Restate the listing below word for word, omitting any images.

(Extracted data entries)
-- BEGIN --
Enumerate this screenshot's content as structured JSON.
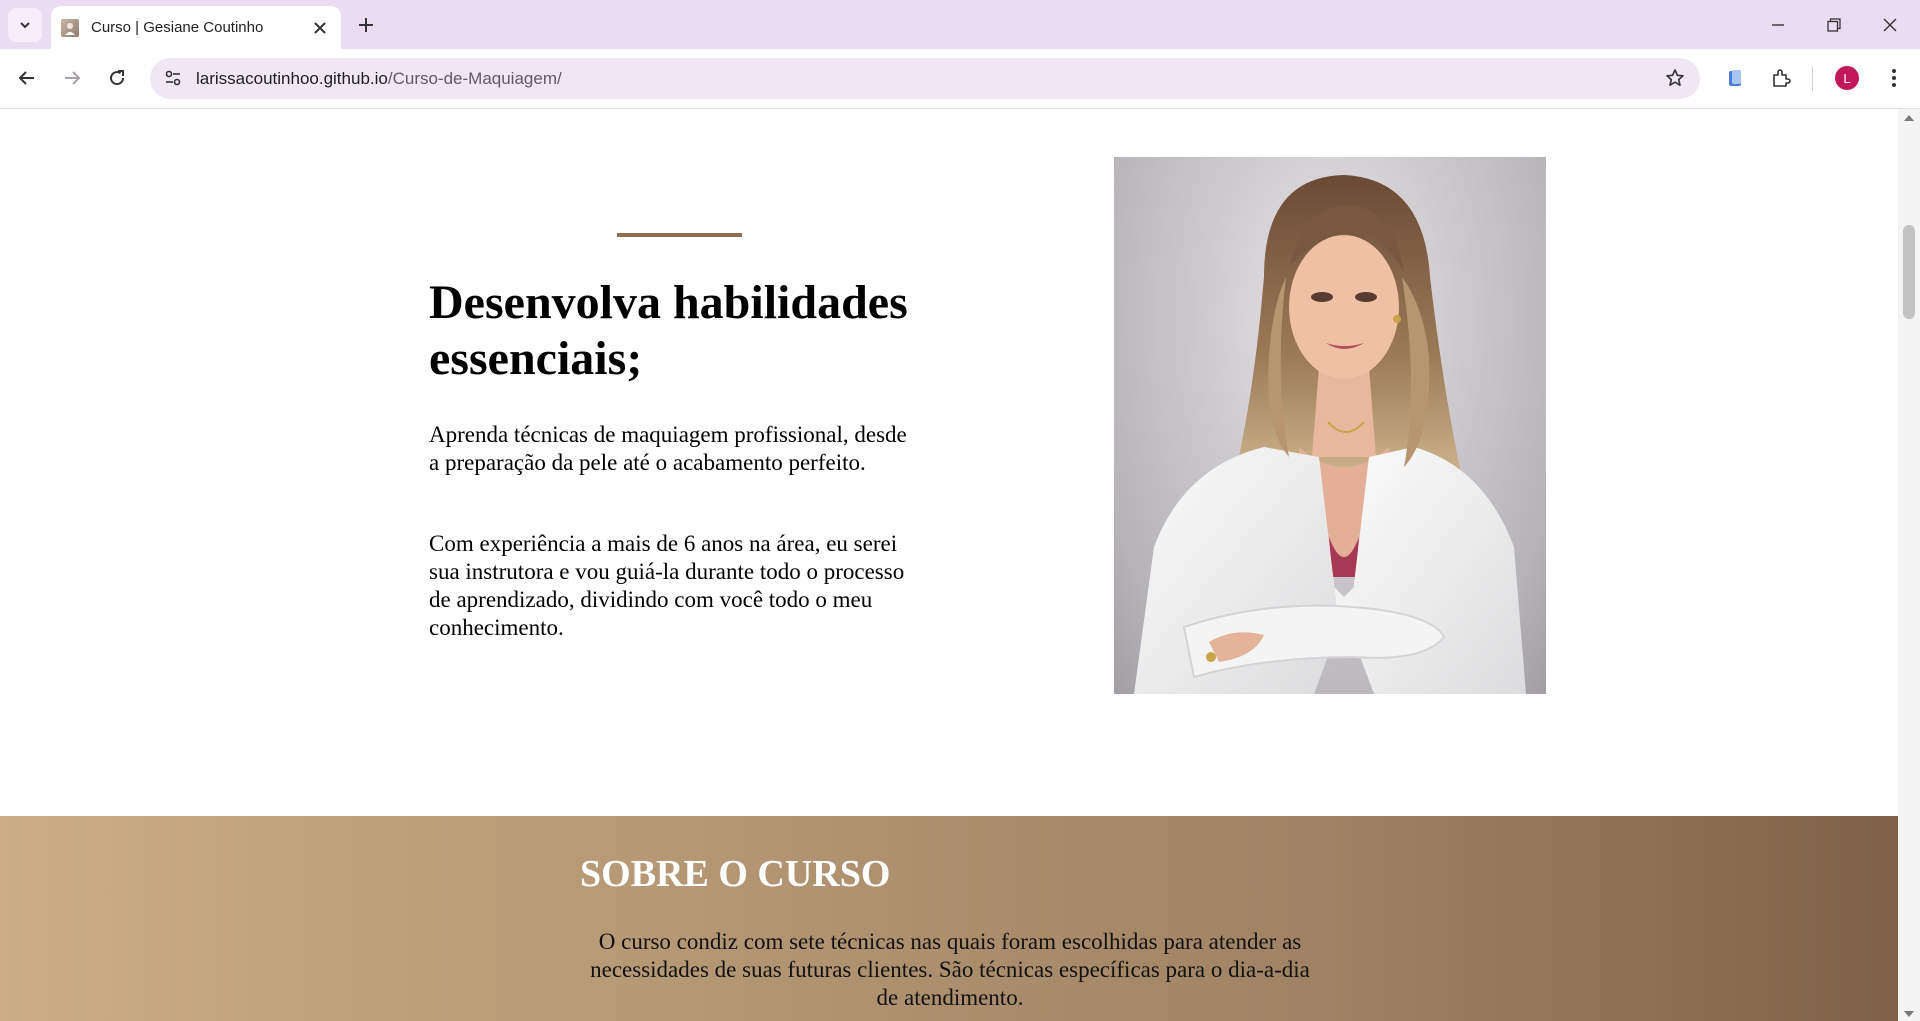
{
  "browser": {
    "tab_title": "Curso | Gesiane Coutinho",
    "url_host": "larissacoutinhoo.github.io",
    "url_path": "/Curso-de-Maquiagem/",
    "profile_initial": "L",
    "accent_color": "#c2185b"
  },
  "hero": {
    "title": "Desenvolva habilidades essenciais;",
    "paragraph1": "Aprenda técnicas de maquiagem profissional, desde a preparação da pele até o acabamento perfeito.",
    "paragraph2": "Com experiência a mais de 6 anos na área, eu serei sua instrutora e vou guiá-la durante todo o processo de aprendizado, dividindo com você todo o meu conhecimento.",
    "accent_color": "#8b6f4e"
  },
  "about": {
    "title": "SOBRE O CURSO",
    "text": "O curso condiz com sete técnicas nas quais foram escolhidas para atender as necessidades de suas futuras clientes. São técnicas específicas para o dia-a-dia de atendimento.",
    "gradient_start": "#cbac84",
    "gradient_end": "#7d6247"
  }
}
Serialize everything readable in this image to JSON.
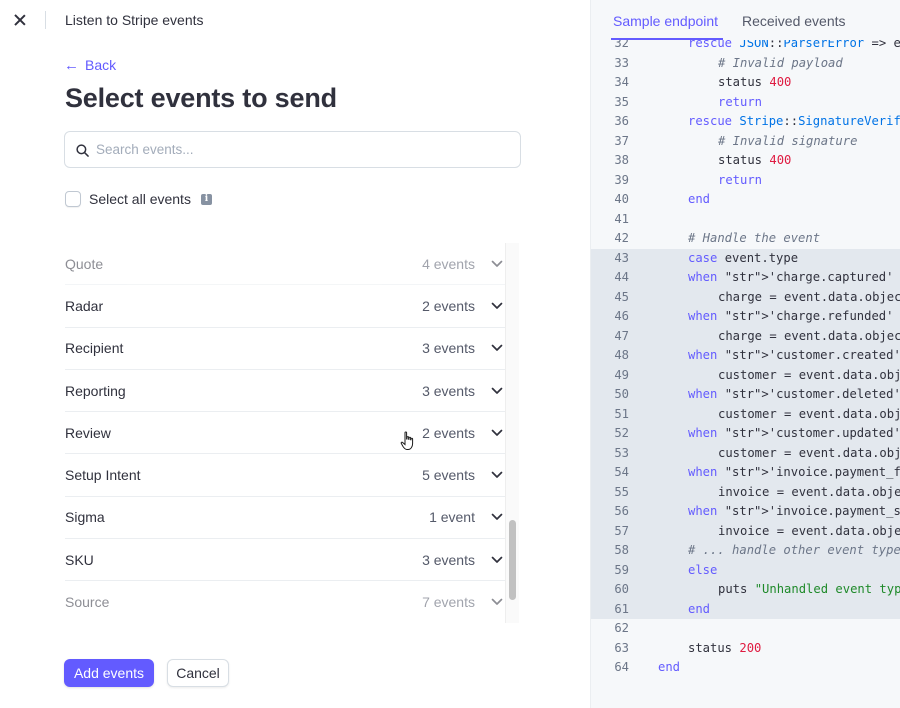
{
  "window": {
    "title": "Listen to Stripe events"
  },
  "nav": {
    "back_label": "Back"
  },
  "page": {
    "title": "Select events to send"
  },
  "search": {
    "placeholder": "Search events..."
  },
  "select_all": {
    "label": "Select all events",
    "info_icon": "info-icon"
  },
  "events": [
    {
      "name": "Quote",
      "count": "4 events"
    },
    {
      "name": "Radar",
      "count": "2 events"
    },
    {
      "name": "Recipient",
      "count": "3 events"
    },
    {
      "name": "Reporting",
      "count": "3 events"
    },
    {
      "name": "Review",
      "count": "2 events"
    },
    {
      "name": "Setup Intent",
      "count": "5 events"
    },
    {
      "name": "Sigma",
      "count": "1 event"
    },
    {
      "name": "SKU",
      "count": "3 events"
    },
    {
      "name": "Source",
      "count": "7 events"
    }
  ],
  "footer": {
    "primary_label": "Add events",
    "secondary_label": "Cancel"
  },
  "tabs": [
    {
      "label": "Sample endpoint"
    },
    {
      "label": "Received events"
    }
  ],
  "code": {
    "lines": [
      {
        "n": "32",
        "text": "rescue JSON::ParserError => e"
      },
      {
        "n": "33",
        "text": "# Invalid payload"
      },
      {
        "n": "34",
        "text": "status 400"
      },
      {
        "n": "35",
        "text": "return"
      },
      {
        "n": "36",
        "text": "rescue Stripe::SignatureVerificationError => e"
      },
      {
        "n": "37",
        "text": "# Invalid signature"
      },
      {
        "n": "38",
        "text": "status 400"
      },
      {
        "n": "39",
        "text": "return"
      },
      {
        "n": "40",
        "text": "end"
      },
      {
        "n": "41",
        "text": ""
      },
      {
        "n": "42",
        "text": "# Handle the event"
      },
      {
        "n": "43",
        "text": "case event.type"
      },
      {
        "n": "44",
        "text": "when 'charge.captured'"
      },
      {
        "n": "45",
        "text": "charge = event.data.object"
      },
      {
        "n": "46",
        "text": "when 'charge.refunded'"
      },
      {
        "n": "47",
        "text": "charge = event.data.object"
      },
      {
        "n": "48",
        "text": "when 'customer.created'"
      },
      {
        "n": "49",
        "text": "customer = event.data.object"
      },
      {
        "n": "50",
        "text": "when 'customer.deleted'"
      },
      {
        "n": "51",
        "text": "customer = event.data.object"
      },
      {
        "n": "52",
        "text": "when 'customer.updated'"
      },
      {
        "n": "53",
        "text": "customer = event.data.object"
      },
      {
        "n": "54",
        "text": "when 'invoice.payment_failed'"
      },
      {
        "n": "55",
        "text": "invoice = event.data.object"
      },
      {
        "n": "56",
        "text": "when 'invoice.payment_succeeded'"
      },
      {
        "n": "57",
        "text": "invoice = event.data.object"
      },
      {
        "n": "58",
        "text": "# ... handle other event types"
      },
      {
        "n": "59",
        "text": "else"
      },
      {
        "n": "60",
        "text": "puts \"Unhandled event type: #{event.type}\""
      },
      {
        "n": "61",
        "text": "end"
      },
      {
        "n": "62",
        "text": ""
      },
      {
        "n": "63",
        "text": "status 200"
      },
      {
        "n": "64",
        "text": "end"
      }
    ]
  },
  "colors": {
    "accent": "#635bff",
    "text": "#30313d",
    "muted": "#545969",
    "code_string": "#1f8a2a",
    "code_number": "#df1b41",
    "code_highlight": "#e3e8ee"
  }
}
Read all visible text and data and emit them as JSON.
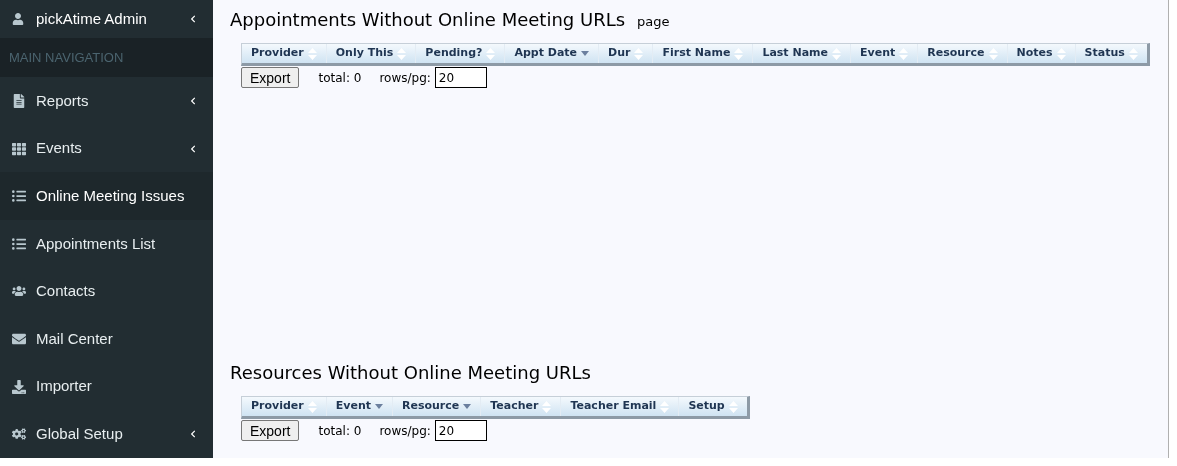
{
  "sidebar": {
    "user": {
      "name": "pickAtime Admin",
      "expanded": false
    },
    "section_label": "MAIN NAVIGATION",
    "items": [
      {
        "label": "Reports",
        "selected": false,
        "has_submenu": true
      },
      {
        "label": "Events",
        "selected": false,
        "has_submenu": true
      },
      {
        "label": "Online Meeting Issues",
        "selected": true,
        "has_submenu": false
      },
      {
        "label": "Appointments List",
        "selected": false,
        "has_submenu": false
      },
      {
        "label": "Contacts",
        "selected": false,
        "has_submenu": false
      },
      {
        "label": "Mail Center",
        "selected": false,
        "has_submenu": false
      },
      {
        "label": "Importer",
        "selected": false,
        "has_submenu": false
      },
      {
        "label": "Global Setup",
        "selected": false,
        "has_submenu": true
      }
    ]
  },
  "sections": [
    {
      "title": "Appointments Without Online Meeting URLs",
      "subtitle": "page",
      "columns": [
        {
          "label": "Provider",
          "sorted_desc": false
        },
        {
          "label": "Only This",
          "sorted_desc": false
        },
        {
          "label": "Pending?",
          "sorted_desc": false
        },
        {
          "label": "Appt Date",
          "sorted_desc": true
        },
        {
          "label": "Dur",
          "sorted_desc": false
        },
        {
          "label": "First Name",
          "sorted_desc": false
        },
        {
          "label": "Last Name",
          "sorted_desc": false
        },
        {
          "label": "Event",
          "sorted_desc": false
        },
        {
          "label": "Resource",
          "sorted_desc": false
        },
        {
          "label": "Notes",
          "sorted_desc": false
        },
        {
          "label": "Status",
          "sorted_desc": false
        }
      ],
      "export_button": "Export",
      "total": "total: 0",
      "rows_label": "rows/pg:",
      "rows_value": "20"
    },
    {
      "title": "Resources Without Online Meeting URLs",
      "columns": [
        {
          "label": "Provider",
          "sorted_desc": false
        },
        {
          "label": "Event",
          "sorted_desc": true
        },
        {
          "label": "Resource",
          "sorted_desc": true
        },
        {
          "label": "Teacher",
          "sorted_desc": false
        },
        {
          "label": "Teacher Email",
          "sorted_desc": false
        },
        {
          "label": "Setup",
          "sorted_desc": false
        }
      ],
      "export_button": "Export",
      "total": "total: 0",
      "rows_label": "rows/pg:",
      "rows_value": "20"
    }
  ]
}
-- END --
Expected output
Enumerate this screenshot's content as structured JSON.
{
  "browser": {
    "tab_title": "Curso | Gesiane Coutinho",
    "url_host": "larissacoutinhoo.github.io",
    "url_path": "/Curso-de-Maquiagem/",
    "profile_initial": "L",
    "accent_color": "#c2185b"
  },
  "hero": {
    "title": "Desenvolva habilidades essenciais;",
    "paragraph1": "Aprenda técnicas de maquiagem profissional, desde a preparação da pele até o acabamento perfeito.",
    "paragraph2": "Com experiência a mais de 6 anos na área, eu serei sua instrutora e vou guiá-la durante todo o processo de aprendizado, dividindo com você todo o meu conhecimento.",
    "accent_color": "#8b6f4e"
  },
  "about": {
    "title": "SOBRE O CURSO",
    "text": "O curso condiz com sete técnicas nas quais foram escolhidas para atender as necessidades de suas futuras clientes. São técnicas específicas para o dia-a-dia de atendimento.",
    "gradient_start": "#cbac84",
    "gradient_end": "#7d6247"
  }
}
Serialize everything readable in this image to JSON.
{
  "window": {
    "title": "Listen to Stripe events"
  },
  "nav": {
    "back_label": "Back"
  },
  "page": {
    "title": "Select events to send"
  },
  "search": {
    "placeholder": "Search events..."
  },
  "select_all": {
    "label": "Select all events",
    "info_icon": "info-icon"
  },
  "events": [
    {
      "name": "Quote",
      "count": "4 events"
    },
    {
      "name": "Radar",
      "count": "2 events"
    },
    {
      "name": "Recipient",
      "count": "3 events"
    },
    {
      "name": "Reporting",
      "count": "3 events"
    },
    {
      "name": "Review",
      "count": "2 events"
    },
    {
      "name": "Setup Intent",
      "count": "5 events"
    },
    {
      "name": "Sigma",
      "count": "1 event"
    },
    {
      "name": "SKU",
      "count": "3 events"
    },
    {
      "name": "Source",
      "count": "7 events"
    }
  ],
  "footer": {
    "primary_label": "Add events",
    "secondary_label": "Cancel"
  },
  "tabs": [
    {
      "label": "Sample endpoint"
    },
    {
      "label": "Received events"
    }
  ],
  "code": {
    "lines": [
      {
        "n": "32",
        "text": "rescue JSON::ParserError => e"
      },
      {
        "n": "33",
        "text": "# Invalid payload"
      },
      {
        "n": "34",
        "text": "status 400"
      },
      {
        "n": "35",
        "text": "return"
      },
      {
        "n": "36",
        "text": "rescue Stripe::SignatureVerificationError => e"
      },
      {
        "n": "37",
        "text": "# Invalid signature"
      },
      {
        "n": "38",
        "text": "status 400"
      },
      {
        "n": "39",
        "text": "return"
      },
      {
        "n": "40",
        "text": "end"
      },
      {
        "n": "41",
        "text": ""
      },
      {
        "n": "42",
        "text": "# Handle the event"
      },
      {
        "n": "43",
        "text": "case event.type"
      },
      {
        "n": "44",
        "text": "when 'charge.captured'"
      },
      {
        "n": "45",
        "text": "charge = event.data.object"
      },
      {
        "n": "46",
        "text": "when 'charge.refunded'"
      },
      {
        "n": "47",
        "text": "charge = event.data.object"
      },
      {
        "n": "48",
        "text": "when 'customer.created'"
      },
      {
        "n": "49",
        "text": "customer = event.data.object"
      },
      {
        "n": "50",
        "text": "when 'customer.deleted'"
      },
      {
        "n": "51",
        "text": "customer = event.data.object"
      },
      {
        "n": "52",
        "text": "when 'customer.updated'"
      },
      {
        "n": "53",
        "text": "customer = event.data.object"
      },
      {
        "n": "54",
        "text": "when 'invoice.payment_failed'"
      },
      {
        "n": "55",
        "text": "invoice = event.data.object"
      },
      {
        "n": "56",
        "text": "when 'invoice.payment_succeeded'"
      },
      {
        "n": "57",
        "text": "invoice = event.data.object"
      },
      {
        "n": "58",
        "text": "# ... handle other event types"
      },
      {
        "n": "59",
        "text": "else"
      },
      {
        "n": "60",
        "text": "puts \"Unhandled event type: #{event.type}\""
      },
      {
        "n": "61",
        "text": "end"
      },
      {
        "n": "62",
        "text": ""
      },
      {
        "n": "63",
        "text": "status 200"
      },
      {
        "n": "64",
        "text": "end"
      }
    ]
  },
  "colors": {
    "accent": "#635bff",
    "text": "#30313d",
    "muted": "#545969",
    "code_string": "#1f8a2a",
    "code_number": "#df1b41",
    "code_highlight": "#e3e8ee"
  }
}
Read all visible text and data and emit them as JSON.
{
  "sidebar": {
    "user": {
      "name": "pickAtime Admin",
      "expanded": false
    },
    "section_label": "MAIN NAVIGATION",
    "items": [
      {
        "label": "Reports",
        "selected": false,
        "has_submenu": true
      },
      {
        "label": "Events",
        "selected": false,
        "has_submenu": true
      },
      {
        "label": "Online Meeting Issues",
        "selected": true,
        "has_submenu": false
      },
      {
        "label": "Appointments List",
        "selected": false,
        "has_submenu": false
      },
      {
        "label": "Contacts",
        "selected": false,
        "has_submenu": false
      },
      {
        "label": "Mail Center",
        "selected": false,
        "has_submenu": false
      },
      {
        "label": "Importer",
        "selected": false,
        "has_submenu": false
      },
      {
        "label": "Global Setup",
        "selected": false,
        "has_submenu": true
      }
    ]
  },
  "sections": [
    {
      "title": "Appointments Without Online Meeting URLs",
      "subtitle": "page",
      "columns": [
        {
          "label": "Provider",
          "sorted_desc": false
        },
        {
          "label": "Only This",
          "sorted_desc": false
        },
        {
          "label": "Pending?",
          "sorted_desc": false
        },
        {
          "label": "Appt Date",
          "sorted_desc": true
        },
        {
          "label": "Dur",
          "sorted_desc": false
        },
        {
          "label": "First Name",
          "sorted_desc": false
        },
        {
          "label": "Last Name",
          "sorted_desc": false
        },
        {
          "label": "Event",
          "sorted_desc": false
        },
        {
          "label": "Resource",
          "sorted_desc": false
        },
        {
          "label": "Notes",
          "sorted_desc": false
        },
        {
          "label": "Status",
          "sorted_desc": false
        }
      ],
      "export_button": "Export",
      "total": "total: 0",
      "rows_label": "rows/pg:",
      "rows_value": "20"
    },
    {
      "title": "Resources Without Online Meeting URLs",
      "columns": [
        {
          "label": "Provider",
          "sorted_desc": false
        },
        {
          "label": "Event",
          "sorted_desc": true
        },
        {
          "label": "Resource",
          "sorted_desc": true
        },
        {
          "label": "Teacher",
          "sorted_desc": false
        },
        {
          "label": "Teacher Email",
          "sorted_desc": false
        },
        {
          "label": "Setup",
          "sorted_desc": false
        }
      ],
      "export_button": "Export",
      "total": "total: 0",
      "rows_label": "rows/pg:",
      "rows_value": "20"
    }
  ]
}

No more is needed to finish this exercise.